**What you have to do:** Pictures in the data below are not part of the copy; transcribe everything else exactly.

Dataset items
%%

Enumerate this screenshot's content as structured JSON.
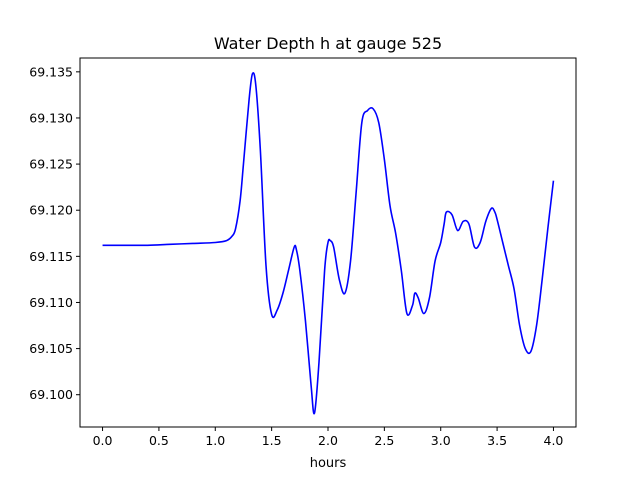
{
  "chart_data": {
    "type": "line",
    "title": "Water Depth h at gauge 525",
    "xlabel": "hours",
    "ylabel": "",
    "xlim": [
      -0.2,
      4.2
    ],
    "ylim": [
      69.0965,
      69.1365
    ],
    "x_ticks": [
      0.0,
      0.5,
      1.0,
      1.5,
      2.0,
      2.5,
      3.0,
      3.5,
      4.0
    ],
    "x_tick_labels": [
      "0.0",
      "0.5",
      "1.0",
      "1.5",
      "2.0",
      "2.5",
      "3.0",
      "3.5",
      "4.0"
    ],
    "y_ticks": [
      69.1,
      69.105,
      69.11,
      69.115,
      69.12,
      69.125,
      69.13,
      69.135
    ],
    "y_tick_labels": [
      "69.100",
      "69.105",
      "69.110",
      "69.115",
      "69.120",
      "69.125",
      "69.130",
      "69.135"
    ],
    "grid": false,
    "series": [
      {
        "color": "#0000ff",
        "x": [
          0.0,
          0.2,
          0.4,
          0.6,
          0.8,
          1.0,
          1.1,
          1.15,
          1.18,
          1.22,
          1.25,
          1.3,
          1.33,
          1.36,
          1.4,
          1.45,
          1.5,
          1.55,
          1.6,
          1.65,
          1.7,
          1.72,
          1.75,
          1.8,
          1.85,
          1.88,
          1.92,
          1.97,
          2.0,
          2.02,
          2.05,
          2.1,
          2.15,
          2.2,
          2.25,
          2.3,
          2.35,
          2.4,
          2.45,
          2.5,
          2.55,
          2.6,
          2.65,
          2.7,
          2.75,
          2.77,
          2.8,
          2.85,
          2.9,
          2.95,
          3.0,
          3.03,
          3.05,
          3.1,
          3.15,
          3.2,
          3.25,
          3.3,
          3.35,
          3.4,
          3.45,
          3.48,
          3.5,
          3.55,
          3.6,
          3.65,
          3.7,
          3.75,
          3.8,
          3.85,
          3.9,
          3.95,
          4.0
        ],
        "y": [
          69.1162,
          69.1162,
          69.1162,
          69.1163,
          69.1164,
          69.1165,
          69.1167,
          69.1172,
          69.118,
          69.121,
          69.125,
          69.132,
          69.1348,
          69.1335,
          69.1265,
          69.114,
          69.1087,
          69.1092,
          69.111,
          69.1135,
          69.116,
          69.1157,
          69.1135,
          69.108,
          69.101,
          69.098,
          69.1035,
          69.1135,
          69.1165,
          69.1167,
          69.116,
          69.1125,
          69.111,
          69.1145,
          69.122,
          69.1295,
          69.1308,
          69.131,
          69.1295,
          69.1255,
          69.1205,
          69.1175,
          69.1135,
          69.1088,
          69.1097,
          69.111,
          69.1105,
          69.1088,
          69.1105,
          69.1145,
          69.1165,
          69.1185,
          69.1198,
          69.1195,
          69.1178,
          69.1188,
          69.1185,
          69.116,
          69.1165,
          69.1188,
          69.1202,
          69.1198,
          69.119,
          69.1165,
          69.114,
          69.1115,
          69.1075,
          69.105,
          69.1047,
          69.1075,
          69.1125,
          69.118,
          69.1232
        ]
      }
    ]
  }
}
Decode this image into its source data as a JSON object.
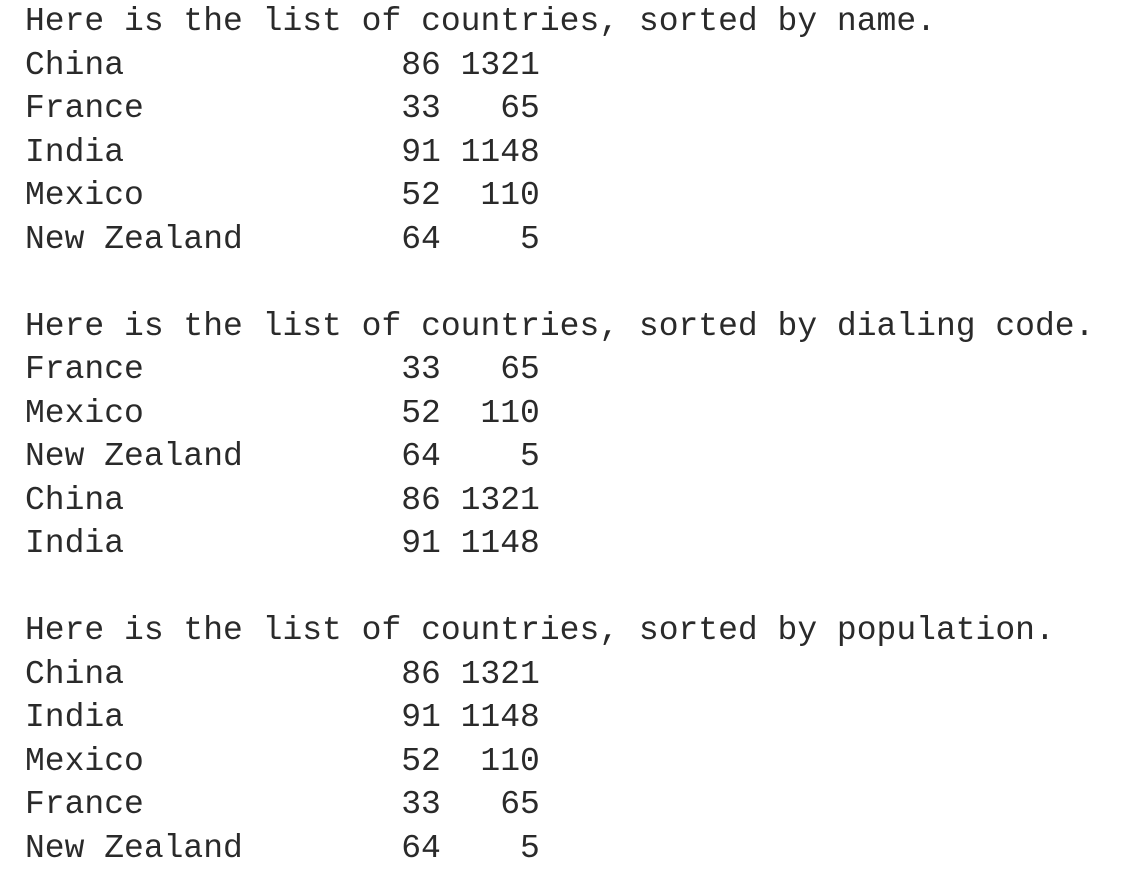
{
  "sections": [
    {
      "heading": "Here is the list of countries, sorted by name.",
      "rows": [
        [
          "China",
          86,
          1321
        ],
        [
          "France",
          33,
          65
        ],
        [
          "India",
          91,
          1148
        ],
        [
          "Mexico",
          52,
          110
        ],
        [
          "New Zealand",
          64,
          5
        ]
      ]
    },
    {
      "heading": "Here is the list of countries, sorted by dialing code.",
      "rows": [
        [
          "France",
          33,
          65
        ],
        [
          "Mexico",
          52,
          110
        ],
        [
          "New Zealand",
          64,
          5
        ],
        [
          "China",
          86,
          1321
        ],
        [
          "India",
          91,
          1148
        ]
      ]
    },
    {
      "heading": "Here is the list of countries, sorted by population.",
      "rows": [
        [
          "China",
          86,
          1321
        ],
        [
          "India",
          91,
          1148
        ],
        [
          "Mexico",
          52,
          110
        ],
        [
          "France",
          33,
          65
        ],
        [
          "New Zealand",
          64,
          5
        ]
      ]
    }
  ]
}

%%

**Written answer:**
Enumerate this screenshot's content as structured JSON.
{
  "chart_data": {
    "type": "line",
    "title": "Water Depth h at gauge 525",
    "xlabel": "hours",
    "ylabel": "",
    "xlim": [
      -0.2,
      4.2
    ],
    "ylim": [
      69.0965,
      69.1365
    ],
    "x_ticks": [
      0.0,
      0.5,
      1.0,
      1.5,
      2.0,
      2.5,
      3.0,
      3.5,
      4.0
    ],
    "x_tick_labels": [
      "0.0",
      "0.5",
      "1.0",
      "1.5",
      "2.0",
      "2.5",
      "3.0",
      "3.5",
      "4.0"
    ],
    "y_ticks": [
      69.1,
      69.105,
      69.11,
      69.115,
      69.12,
      69.125,
      69.13,
      69.135
    ],
    "y_tick_labels": [
      "69.100",
      "69.105",
      "69.110",
      "69.115",
      "69.120",
      "69.125",
      "69.130",
      "69.135"
    ],
    "grid": false,
    "series": [
      {
        "color": "#0000ff",
        "x": [
          0.0,
          0.2,
          0.4,
          0.6,
          0.8,
          1.0,
          1.1,
          1.15,
          1.18,
          1.22,
          1.25,
          1.3,
          1.33,
          1.36,
          1.4,
          1.45,
          1.5,
          1.55,
          1.6,
          1.65,
          1.7,
          1.72,
          1.75,
          1.8,
          1.85,
          1.88,
          1.92,
          1.97,
          2.0,
          2.02,
          2.05,
          2.1,
          2.15,
          2.2,
          2.25,
          2.3,
          2.35,
          2.4,
          2.45,
          2.5,
          2.55,
          2.6,
          2.65,
          2.7,
          2.75,
          2.77,
          2.8,
          2.85,
          2.9,
          2.95,
          3.0,
          3.03,
          3.05,
          3.1,
          3.15,
          3.2,
          3.25,
          3.3,
          3.35,
          3.4,
          3.45,
          3.48,
          3.5,
          3.55,
          3.6,
          3.65,
          3.7,
          3.75,
          3.8,
          3.85,
          3.9,
          3.95,
          4.0
        ],
        "y": [
          69.1162,
          69.1162,
          69.1162,
          69.1163,
          69.1164,
          69.1165,
          69.1167,
          69.1172,
          69.118,
          69.121,
          69.125,
          69.132,
          69.1348,
          69.1335,
          69.1265,
          69.114,
          69.1087,
          69.1092,
          69.111,
          69.1135,
          69.116,
          69.1157,
          69.1135,
          69.108,
          69.101,
          69.098,
          69.1035,
          69.1135,
          69.1165,
          69.1167,
          69.116,
          69.1125,
          69.111,
          69.1145,
          69.122,
          69.1295,
          69.1308,
          69.131,
          69.1295,
          69.1255,
          69.1205,
          69.1175,
          69.1135,
          69.1088,
          69.1097,
          69.111,
          69.1105,
          69.1088,
          69.1105,
          69.1145,
          69.1165,
          69.1185,
          69.1198,
          69.1195,
          69.1178,
          69.1188,
          69.1185,
          69.116,
          69.1165,
          69.1188,
          69.1202,
          69.1198,
          69.119,
          69.1165,
          69.114,
          69.1115,
          69.1075,
          69.105,
          69.1047,
          69.1075,
          69.1125,
          69.118,
          69.1232
        ]
      }
    ]
  }
}
Decode this image into its source data as a JSON object.
{
  "sections": [
    {
      "heading": "Here is the list of countries, sorted by name.",
      "rows": [
        [
          "China",
          86,
          1321
        ],
        [
          "France",
          33,
          65
        ],
        [
          "India",
          91,
          1148
        ],
        [
          "Mexico",
          52,
          110
        ],
        [
          "New Zealand",
          64,
          5
        ]
      ]
    },
    {
      "heading": "Here is the list of countries, sorted by dialing code.",
      "rows": [
        [
          "France",
          33,
          65
        ],
        [
          "Mexico",
          52,
          110
        ],
        [
          "New Zealand",
          64,
          5
        ],
        [
          "China",
          86,
          1321
        ],
        [
          "India",
          91,
          1148
        ]
      ]
    },
    {
      "heading": "Here is the list of countries, sorted by population.",
      "rows": [
        [
          "China",
          86,
          1321
        ],
        [
          "India",
          91,
          1148
        ],
        [
          "Mexico",
          52,
          110
        ],
        [
          "France",
          33,
          65
        ],
        [
          "New Zealand",
          64,
          5
        ]
      ]
    }
  ]
}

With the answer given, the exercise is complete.